EXERCISE DESCRIPTION: Carry none of the pictures over; write out the complete data exactly.

'''

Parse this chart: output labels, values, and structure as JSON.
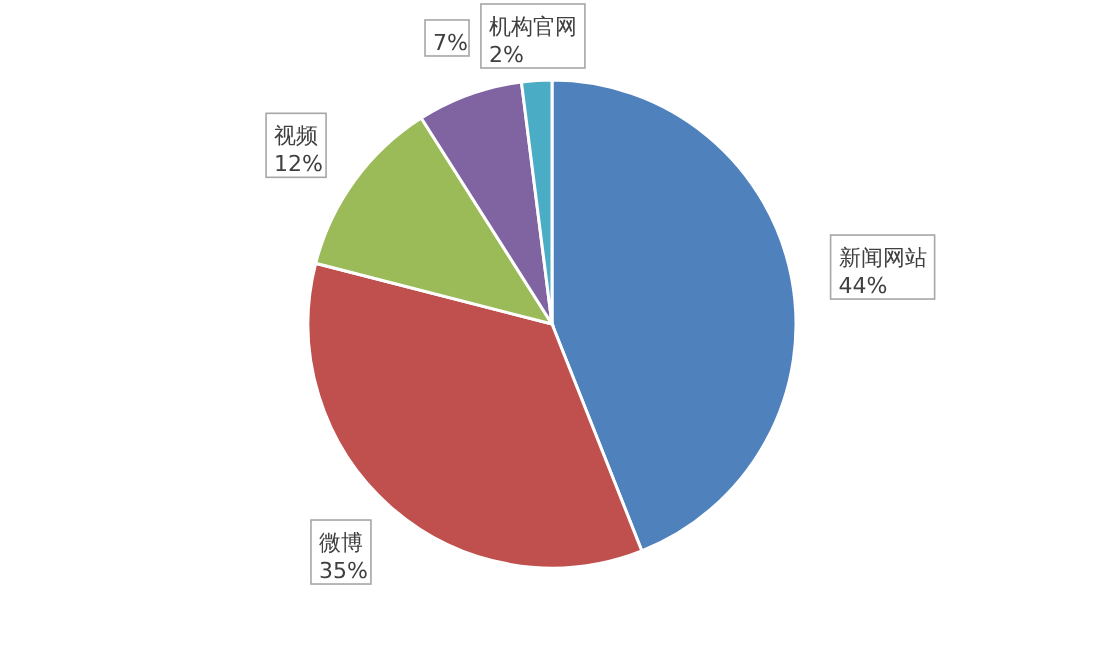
{
  "chart_data": {
    "type": "pie",
    "categories": [
      "新闻网站",
      "微博",
      "视频",
      null,
      "机构官网"
    ],
    "values": [
      44,
      35,
      12,
      7,
      2
    ],
    "colors": [
      "#4f81bd",
      "#c0504d",
      "#9bbb59",
      "#8064a2",
      "#4bacc6"
    ],
    "value_labels": [
      "44%",
      "35%",
      "12%",
      "7%",
      "2%"
    ]
  }
}
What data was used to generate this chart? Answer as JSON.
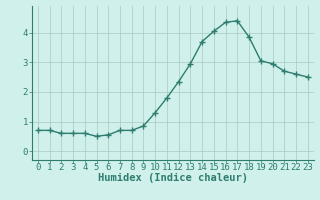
{
  "x": [
    0,
    1,
    2,
    3,
    4,
    5,
    6,
    7,
    8,
    9,
    10,
    11,
    12,
    13,
    14,
    15,
    16,
    17,
    18,
    19,
    20,
    21,
    22,
    23
  ],
  "y": [
    0.7,
    0.7,
    0.6,
    0.6,
    0.6,
    0.5,
    0.55,
    0.7,
    0.7,
    0.85,
    1.3,
    1.8,
    2.35,
    2.95,
    3.7,
    4.05,
    4.35,
    4.4,
    3.85,
    3.05,
    2.95,
    2.7,
    2.6,
    2.5
  ],
  "line_color": "#2e7d6e",
  "marker": "D",
  "marker_size": 2.5,
  "bg_color": "#cff0eb",
  "grid_color": "#aac8c2",
  "axis_color": "#2e7d6e",
  "xlabel": "Humidex (Indice chaleur)",
  "xlabel_color": "#2e7d6e",
  "xlim": [
    -0.5,
    23.5
  ],
  "ylim": [
    -0.3,
    4.9
  ],
  "yticks": [
    0,
    1,
    2,
    3,
    4
  ],
  "xticks": [
    0,
    1,
    2,
    3,
    4,
    5,
    6,
    7,
    8,
    9,
    10,
    11,
    12,
    13,
    14,
    15,
    16,
    17,
    18,
    19,
    20,
    21,
    22,
    23
  ],
  "tick_label_size": 6.5,
  "xlabel_size": 7.5,
  "linewidth": 1.0
}
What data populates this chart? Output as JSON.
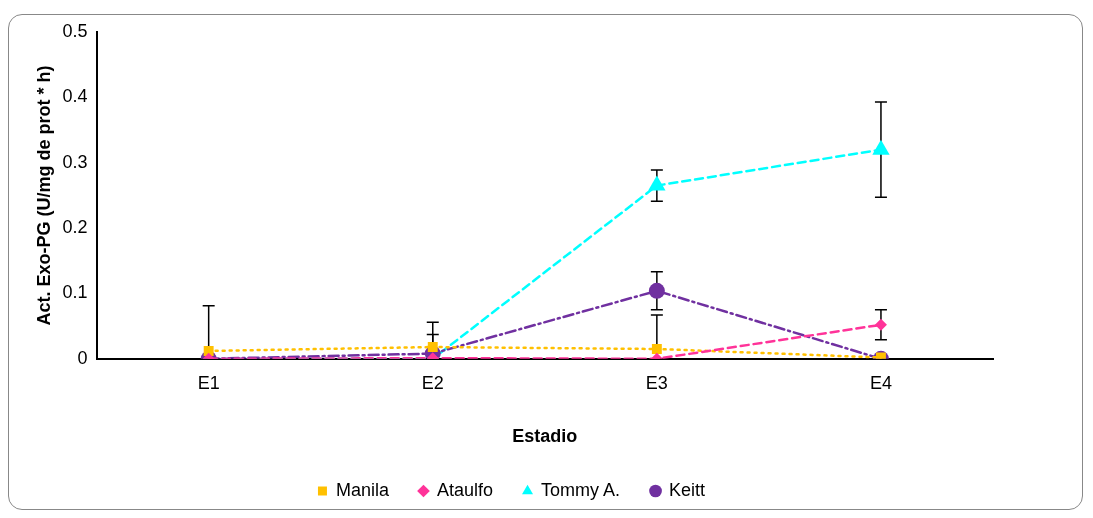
{
  "chart_data": {
    "type": "line",
    "xlabel": "Estadio",
    "ylabel": "Act. Exo-PG (U/mg de prot * h)",
    "categories": [
      "E1",
      "E2",
      "E3",
      "E4"
    ],
    "series": [
      {
        "name": "Manila",
        "color": "#ffc000",
        "marker": "square",
        "line_style": "dotted",
        "values": [
          0.012,
          0.018,
          0.015,
          0.002
        ],
        "errors": [
          [
            0.012,
            0.081
          ],
          [
            0.018,
            0.056
          ],
          [
            0.015,
            0.067
          ],
          null
        ]
      },
      {
        "name": "Ataulfo",
        "color": "#ff3399",
        "marker": "diamond",
        "line_style": "dashed",
        "values": [
          0,
          0.001,
          0,
          0.052
        ],
        "errors": [
          null,
          null,
          null,
          0.023
        ]
      },
      {
        "name": "Tommy A.",
        "color": "#00ffff",
        "marker": "triangle",
        "line_style": "dashed",
        "values": [
          0,
          0,
          0.265,
          0.32
        ],
        "errors": [
          null,
          null,
          0.024,
          0.073
        ]
      },
      {
        "name": "Keitt",
        "color": "#7030a0",
        "marker": "circle",
        "line_style": "dashdot",
        "values": [
          0,
          0.008,
          0.104,
          0
        ],
        "errors": [
          null,
          [
            0.008,
            0.037
          ],
          0.029,
          null
        ]
      }
    ],
    "ylim": [
      0,
      0.5
    ],
    "yticks": [
      0,
      0.1,
      0.2,
      0.3,
      0.4,
      0.5
    ],
    "grid": false,
    "legend": "bottom"
  }
}
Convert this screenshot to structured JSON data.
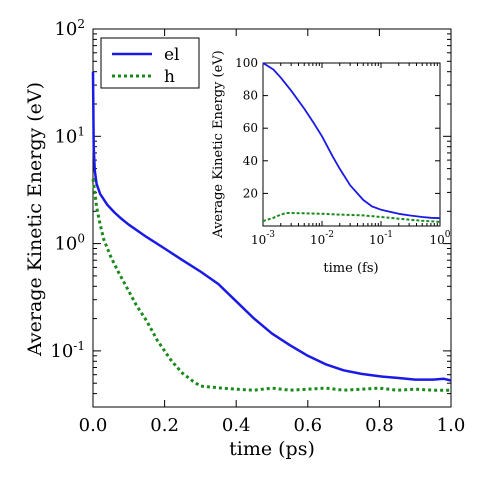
{
  "chart_data": [
    {
      "type": "line",
      "xlabel": "time (ps)",
      "ylabel": "Average Kinetic Energy (eV)",
      "xlim": [
        0,
        1
      ],
      "ylim": [
        0.03,
        100
      ],
      "yscale": "log",
      "x_tick_labels": [
        "0.0",
        "0.2",
        "0.4",
        "0.6",
        "0.8",
        "1.0"
      ],
      "y_tick_labels": [
        {
          "base": "10",
          "exp": "-1"
        },
        {
          "base": "10",
          "exp": "0"
        },
        {
          "base": "10",
          "exp": "1"
        },
        {
          "base": "10",
          "exp": "2"
        }
      ],
      "legend": {
        "position": "top-left"
      },
      "series": [
        {
          "name": "el",
          "color": "#1a1ae6",
          "style": "solid",
          "x": [
            0.0,
            0.002,
            0.005,
            0.01,
            0.02,
            0.04,
            0.06,
            0.08,
            0.1,
            0.15,
            0.2,
            0.25,
            0.3,
            0.35,
            0.4,
            0.45,
            0.5,
            0.55,
            0.6,
            0.65,
            0.7,
            0.75,
            0.8,
            0.85,
            0.9,
            0.95,
            0.98,
            1.0
          ],
          "y": [
            40,
            8,
            4.8,
            3.6,
            2.9,
            2.3,
            1.95,
            1.7,
            1.5,
            1.15,
            0.9,
            0.7,
            0.55,
            0.42,
            0.29,
            0.2,
            0.145,
            0.113,
            0.09,
            0.075,
            0.066,
            0.061,
            0.058,
            0.056,
            0.054,
            0.054,
            0.055,
            0.053
          ]
        },
        {
          "name": "h",
          "color": "#1a8a1a",
          "style": "dotted",
          "x": [
            0.0,
            0.005,
            0.01,
            0.02,
            0.03,
            0.05,
            0.07,
            0.1,
            0.12,
            0.15,
            0.18,
            0.2,
            0.22,
            0.25,
            0.28,
            0.3,
            0.33,
            0.36,
            0.4,
            0.45,
            0.5,
            0.55,
            0.6,
            0.65,
            0.7,
            0.75,
            0.8,
            0.85,
            0.9,
            0.95,
            1.0
          ],
          "y": [
            4.0,
            3.0,
            2.2,
            1.5,
            1.1,
            0.75,
            0.55,
            0.36,
            0.27,
            0.19,
            0.125,
            0.1,
            0.08,
            0.062,
            0.052,
            0.047,
            0.046,
            0.045,
            0.044,
            0.043,
            0.045,
            0.043,
            0.044,
            0.045,
            0.043,
            0.044,
            0.045,
            0.043,
            0.044,
            0.043,
            0.043
          ]
        }
      ]
    },
    {
      "type": "line",
      "inset": true,
      "xlabel": "time (fs)",
      "ylabel": "Average Kinetic Energy (eV)",
      "xscale": "log",
      "xlim": [
        0.001,
        1
      ],
      "ylim": [
        0,
        100
      ],
      "x_tick_labels": [
        {
          "base": "10",
          "exp": "-3"
        },
        {
          "base": "10",
          "exp": "-2"
        },
        {
          "base": "10",
          "exp": "-1"
        },
        {
          "base": "10",
          "exp": "0"
        }
      ],
      "y_tick_labels": [
        "20",
        "40",
        "60",
        "80",
        "100"
      ],
      "y_ticks": [
        20,
        40,
        60,
        80,
        100
      ],
      "series": [
        {
          "name": "el",
          "color": "#1a1ae6",
          "style": "solid",
          "x": [
            0.001,
            0.0015,
            0.002,
            0.003,
            0.005,
            0.007,
            0.01,
            0.015,
            0.02,
            0.03,
            0.05,
            0.07,
            0.1,
            0.15,
            0.2,
            0.3,
            0.5,
            0.7,
            1.0
          ],
          "y": [
            100,
            96,
            91,
            83,
            72,
            64,
            55,
            43,
            35,
            25,
            16,
            12,
            10,
            8.5,
            7.5,
            6.5,
            5.5,
            5.0,
            4.8
          ]
        },
        {
          "name": "h",
          "color": "#1a8a1a",
          "style": "dotted",
          "x": [
            0.001,
            0.0015,
            0.002,
            0.0025,
            0.003,
            0.005,
            0.01,
            0.02,
            0.05,
            0.1,
            0.2,
            0.5,
            1.0
          ],
          "y": [
            3,
            5,
            7,
            8,
            8,
            7.8,
            7.5,
            7,
            6.5,
            5.5,
            4.5,
            3.2,
            2.5
          ]
        }
      ]
    }
  ]
}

'''

ANSWER FOR THE TASK:
Parse this chart: output labels, values, and structure as JSON.
{
  "chart_data": {
    "type": "pie",
    "categories": [
      "新闻网站",
      "微博",
      "视频",
      null,
      "机构官网"
    ],
    "values": [
      44,
      35,
      12,
      7,
      2
    ],
    "colors": [
      "#4f81bd",
      "#c0504d",
      "#9bbb59",
      "#8064a2",
      "#4bacc6"
    ],
    "value_labels": [
      "44%",
      "35%",
      "12%",
      "7%",
      "2%"
    ]
  }
}
What data was used to generate this chart? Answer as JSON.
{
  "x": [
    0,
    1,
    2,
    3,
    4,
    5,
    6,
    7,
    8,
    9,
    10,
    11,
    12,
    13,
    14,
    15,
    16,
    17,
    18,
    19,
    20,
    21,
    22,
    23
  ],
  "y": [
    0.7,
    0.7,
    0.6,
    0.6,
    0.6,
    0.5,
    0.55,
    0.7,
    0.7,
    0.85,
    1.3,
    1.8,
    2.35,
    2.95,
    3.7,
    4.05,
    4.35,
    4.4,
    3.85,
    3.05,
    2.95,
    2.7,
    2.6,
    2.5
  ],
  "line_color": "#2e7d6e",
  "marker": "D",
  "marker_size": 2.5,
  "bg_color": "#cff0eb",
  "grid_color": "#aac8c2",
  "axis_color": "#2e7d6e",
  "xlabel": "Humidex (Indice chaleur)",
  "xlabel_color": "#2e7d6e",
  "xlim": [
    -0.5,
    23.5
  ],
  "ylim": [
    -0.3,
    4.9
  ],
  "yticks": [
    0,
    1,
    2,
    3,
    4
  ],
  "xticks": [
    0,
    1,
    2,
    3,
    4,
    5,
    6,
    7,
    8,
    9,
    10,
    11,
    12,
    13,
    14,
    15,
    16,
    17,
    18,
    19,
    20,
    21,
    22,
    23
  ],
  "tick_label_size": 6.5,
  "xlabel_size": 7.5,
  "linewidth": 1.0
}
What data populates this chart? Output as JSON.
{
  "chart_data": {
    "type": "line",
    "xlabel": "Estadio",
    "ylabel": "Act. Exo-PG (U/mg de prot * h)",
    "categories": [
      "E1",
      "E2",
      "E3",
      "E4"
    ],
    "series": [
      {
        "name": "Manila",
        "color": "#ffc000",
        "marker": "square",
        "line_style": "dotted",
        "values": [
          0.012,
          0.018,
          0.015,
          0.002
        ],
        "errors": [
          [
            0.012,
            0.081
          ],
          [
            0.018,
            0.056
          ],
          [
            0.015,
            0.067
          ],
          null
        ]
      },
      {
        "name": "Ataulfo",
        "color": "#ff3399",
        "marker": "diamond",
        "line_style": "dashed",
        "values": [
          0,
          0.001,
          0,
          0.052
        ],
        "errors": [
          null,
          null,
          null,
          0.023
        ]
      },
      {
        "name": "Tommy A.",
        "color": "#00ffff",
        "marker": "triangle",
        "line_style": "dashed",
        "values": [
          0,
          0,
          0.265,
          0.32
        ],
        "errors": [
          null,
          null,
          0.024,
          0.073
        ]
      },
      {
        "name": "Keitt",
        "color": "#7030a0",
        "marker": "circle",
        "line_style": "dashdot",
        "values": [
          0,
          0.008,
          0.104,
          0
        ],
        "errors": [
          null,
          [
            0.008,
            0.037
          ],
          0.029,
          null
        ]
      }
    ],
    "ylim": [
      0,
      0.5
    ],
    "yticks": [
      0,
      0.1,
      0.2,
      0.3,
      0.4,
      0.5
    ],
    "grid": false,
    "legend": "bottom"
  }
}
Convert this screenshot to structured JSON data.
{
  "chart_data": [
    {
      "type": "line",
      "xlabel": "time (ps)",
      "ylabel": "Average Kinetic Energy (eV)",
      "xlim": [
        0,
        1
      ],
      "ylim": [
        0.03,
        100
      ],
      "yscale": "log",
      "x_tick_labels": [
        "0.0",
        "0.2",
        "0.4",
        "0.6",
        "0.8",
        "1.0"
      ],
      "y_tick_labels": [
        {
          "base": "10",
          "exp": "-1"
        },
        {
          "base": "10",
          "exp": "0"
        },
        {
          "base": "10",
          "exp": "1"
        },
        {
          "base": "10",
          "exp": "2"
        }
      ],
      "legend": {
        "position": "top-left"
      },
      "series": [
        {
          "name": "el",
          "color": "#1a1ae6",
          "style": "solid",
          "x": [
            0.0,
            0.002,
            0.005,
            0.01,
            0.02,
            0.04,
            0.06,
            0.08,
            0.1,
            0.15,
            0.2,
            0.25,
            0.3,
            0.35,
            0.4,
            0.45,
            0.5,
            0.55,
            0.6,
            0.65,
            0.7,
            0.75,
            0.8,
            0.85,
            0.9,
            0.95,
            0.98,
            1.0
          ],
          "y": [
            40,
            8,
            4.8,
            3.6,
            2.9,
            2.3,
            1.95,
            1.7,
            1.5,
            1.15,
            0.9,
            0.7,
            0.55,
            0.42,
            0.29,
            0.2,
            0.145,
            0.113,
            0.09,
            0.075,
            0.066,
            0.061,
            0.058,
            0.056,
            0.054,
            0.054,
            0.055,
            0.053
          ]
        },
        {
          "name": "h",
          "color": "#1a8a1a",
          "style": "dotted",
          "x": [
            0.0,
            0.005,
            0.01,
            0.02,
            0.03,
            0.05,
            0.07,
            0.1,
            0.12,
            0.15,
            0.18,
            0.2,
            0.22,
            0.25,
            0.28,
            0.3,
            0.33,
            0.36,
            0.4,
            0.45,
            0.5,
            0.55,
            0.6,
            0.65,
            0.7,
            0.75,
            0.8,
            0.85,
            0.9,
            0.95,
            1.0
          ],
          "y": [
            4.0,
            3.0,
            2.2,
            1.5,
            1.1,
            0.75,
            0.55,
            0.36,
            0.27,
            0.19,
            0.125,
            0.1,
            0.08,
            0.062,
            0.052,
            0.047,
            0.046,
            0.045,
            0.044,
            0.043,
            0.045,
            0.043,
            0.044,
            0.045,
            0.043,
            0.044,
            0.045,
            0.043,
            0.044,
            0.043,
            0.043
          ]
        }
      ]
    },
    {
      "type": "line",
      "inset": true,
      "xlabel": "time (fs)",
      "ylabel": "Average Kinetic Energy (eV)",
      "xscale": "log",
      "xlim": [
        0.001,
        1
      ],
      "ylim": [
        0,
        100
      ],
      "x_tick_labels": [
        {
          "base": "10",
          "exp": "-3"
        },
        {
          "base": "10",
          "exp": "-2"
        },
        {
          "base": "10",
          "exp": "-1"
        },
        {
          "base": "10",
          "exp": "0"
        }
      ],
      "y_tick_labels": [
        "20",
        "40",
        "60",
        "80",
        "100"
      ],
      "y_ticks": [
        20,
        40,
        60,
        80,
        100
      ],
      "series": [
        {
          "name": "el",
          "color": "#1a1ae6",
          "style": "solid",
          "x": [
            0.001,
            0.0015,
            0.002,
            0.003,
            0.005,
            0.007,
            0.01,
            0.015,
            0.02,
            0.03,
            0.05,
            0.07,
            0.1,
            0.15,
            0.2,
            0.3,
            0.5,
            0.7,
            1.0
          ],
          "y": [
            100,
            96,
            91,
            83,
            72,
            64,
            55,
            43,
            35,
            25,
            16,
            12,
            10,
            8.5,
            7.5,
            6.5,
            5.5,
            5.0,
            4.8
          ]
        },
        {
          "name": "h",
          "color": "#1a8a1a",
          "style": "dotted",
          "x": [
            0.001,
            0.0015,
            0.002,
            0.0025,
            0.003,
            0.005,
            0.01,
            0.02,
            0.05,
            0.1,
            0.2,
            0.5,
            1.0
          ],
          "y": [
            3,
            5,
            7,
            8,
            8,
            7.8,
            7.5,
            7,
            6.5,
            5.5,
            4.5,
            3.2,
            2.5
          ]
        }
      ]
    }
  ]
}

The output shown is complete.